**TASK DATA:**
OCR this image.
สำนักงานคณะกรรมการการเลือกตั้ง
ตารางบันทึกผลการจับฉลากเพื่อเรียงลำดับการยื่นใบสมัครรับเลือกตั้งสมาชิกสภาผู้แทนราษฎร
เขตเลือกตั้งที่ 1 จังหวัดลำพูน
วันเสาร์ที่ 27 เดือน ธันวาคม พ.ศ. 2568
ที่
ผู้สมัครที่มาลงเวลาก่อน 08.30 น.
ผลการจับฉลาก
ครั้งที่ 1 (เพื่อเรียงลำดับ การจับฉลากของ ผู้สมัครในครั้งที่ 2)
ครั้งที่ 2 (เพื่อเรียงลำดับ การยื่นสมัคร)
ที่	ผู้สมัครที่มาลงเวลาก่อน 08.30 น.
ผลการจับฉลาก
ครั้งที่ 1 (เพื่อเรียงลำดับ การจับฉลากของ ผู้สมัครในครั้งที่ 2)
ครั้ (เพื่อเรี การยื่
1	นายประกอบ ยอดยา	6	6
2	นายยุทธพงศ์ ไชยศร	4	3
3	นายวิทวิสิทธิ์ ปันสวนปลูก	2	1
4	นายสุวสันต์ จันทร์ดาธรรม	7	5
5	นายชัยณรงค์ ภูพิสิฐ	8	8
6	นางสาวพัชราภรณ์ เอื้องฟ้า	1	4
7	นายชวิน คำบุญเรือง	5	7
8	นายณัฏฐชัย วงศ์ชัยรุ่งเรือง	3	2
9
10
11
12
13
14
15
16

---

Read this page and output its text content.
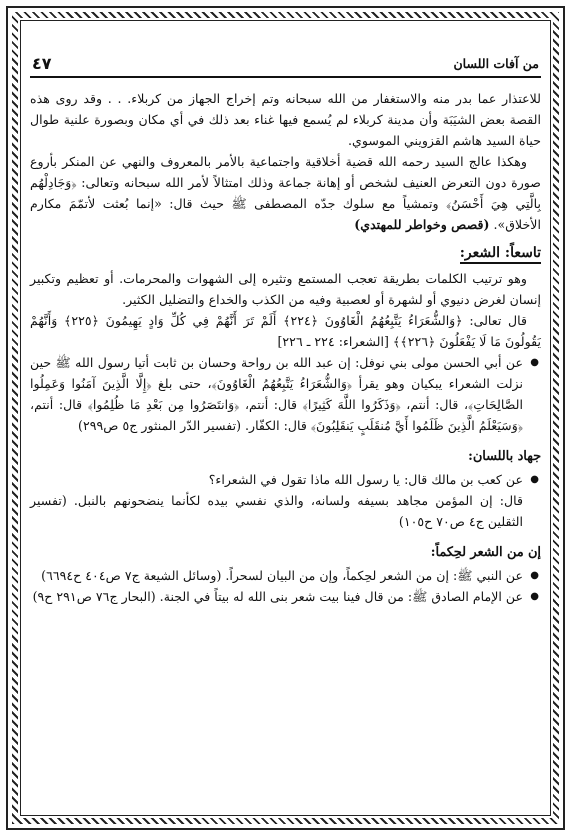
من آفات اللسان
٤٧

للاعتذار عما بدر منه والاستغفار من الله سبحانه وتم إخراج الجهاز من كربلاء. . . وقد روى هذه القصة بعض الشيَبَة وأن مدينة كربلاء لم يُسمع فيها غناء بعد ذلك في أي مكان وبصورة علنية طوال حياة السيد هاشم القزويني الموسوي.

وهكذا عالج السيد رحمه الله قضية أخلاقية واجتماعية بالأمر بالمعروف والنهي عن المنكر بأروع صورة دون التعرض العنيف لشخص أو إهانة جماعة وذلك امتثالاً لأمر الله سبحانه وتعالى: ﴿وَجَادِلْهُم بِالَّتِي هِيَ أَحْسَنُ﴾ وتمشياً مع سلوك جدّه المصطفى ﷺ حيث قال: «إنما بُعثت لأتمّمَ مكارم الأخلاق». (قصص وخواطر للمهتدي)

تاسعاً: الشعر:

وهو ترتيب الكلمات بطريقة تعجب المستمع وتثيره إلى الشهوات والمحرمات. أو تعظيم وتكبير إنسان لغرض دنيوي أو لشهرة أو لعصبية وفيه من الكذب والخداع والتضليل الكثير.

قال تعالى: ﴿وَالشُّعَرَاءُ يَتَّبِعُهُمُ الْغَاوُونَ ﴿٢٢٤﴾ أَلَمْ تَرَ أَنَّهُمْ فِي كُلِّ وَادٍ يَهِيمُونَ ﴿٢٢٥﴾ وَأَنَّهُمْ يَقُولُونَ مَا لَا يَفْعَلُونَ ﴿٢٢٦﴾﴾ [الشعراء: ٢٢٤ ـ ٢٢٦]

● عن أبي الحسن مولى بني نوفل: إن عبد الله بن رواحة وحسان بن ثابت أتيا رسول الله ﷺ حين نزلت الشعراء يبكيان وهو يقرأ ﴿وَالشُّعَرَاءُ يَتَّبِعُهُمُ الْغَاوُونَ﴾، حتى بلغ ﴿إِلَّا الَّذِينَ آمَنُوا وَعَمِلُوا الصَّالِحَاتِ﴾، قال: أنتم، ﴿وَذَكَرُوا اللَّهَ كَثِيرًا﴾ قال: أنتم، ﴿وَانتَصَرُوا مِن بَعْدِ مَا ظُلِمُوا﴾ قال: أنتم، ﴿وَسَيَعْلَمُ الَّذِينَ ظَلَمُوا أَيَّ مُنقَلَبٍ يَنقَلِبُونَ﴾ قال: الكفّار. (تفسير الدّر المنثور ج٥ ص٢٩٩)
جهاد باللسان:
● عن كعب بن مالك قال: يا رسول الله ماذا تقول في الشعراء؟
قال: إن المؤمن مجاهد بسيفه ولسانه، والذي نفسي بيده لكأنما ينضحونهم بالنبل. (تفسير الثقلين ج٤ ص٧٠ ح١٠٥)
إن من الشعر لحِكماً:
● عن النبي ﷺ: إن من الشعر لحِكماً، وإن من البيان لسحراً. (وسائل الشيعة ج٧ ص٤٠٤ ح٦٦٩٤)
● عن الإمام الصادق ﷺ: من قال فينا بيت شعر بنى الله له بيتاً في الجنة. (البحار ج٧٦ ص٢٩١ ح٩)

**THE REQUEST:** Show all lines from the data above in which the word "تفسير" appears.

**COMPLETED TASK:**
● عن أبي الحسن مولى بني نوفل: إن عبد الله بن رواحة وحسان بن ثابت أتيا رسول الله ﷺ حين نزلت الشعراء يبكيان وهو يقرأ ﴿وَالشُّعَرَاءُ يَتَّبِعُهُمُ الْغَاوُونَ﴾، حتى بلغ ﴿إِلَّا الَّذِينَ آمَنُوا وَعَمِلُوا الصَّالِحَاتِ﴾، قال: أنتم، ﴿وَذَكَرُوا اللَّهَ كَثِيرًا﴾ قال: أنتم، ﴿وَانتَصَرُوا مِن بَعْدِ مَا ظُلِمُوا﴾ قال: أنتم، ﴿وَسَيَعْلَمُ الَّذِينَ ظَلَمُوا أَيَّ مُنقَلَبٍ يَنقَلِبُونَ﴾ قال: الكفّار. (تفسير الدّر المنثور ج٥ ص٢٩٩)
قال: إن المؤمن مجاهد بسيفه ولسانه، والذي نفسي بيده لكأنما ينضحونهم بالنبل. (تفسير الثقلين ج٤ ص٧٠ ح١٠٥)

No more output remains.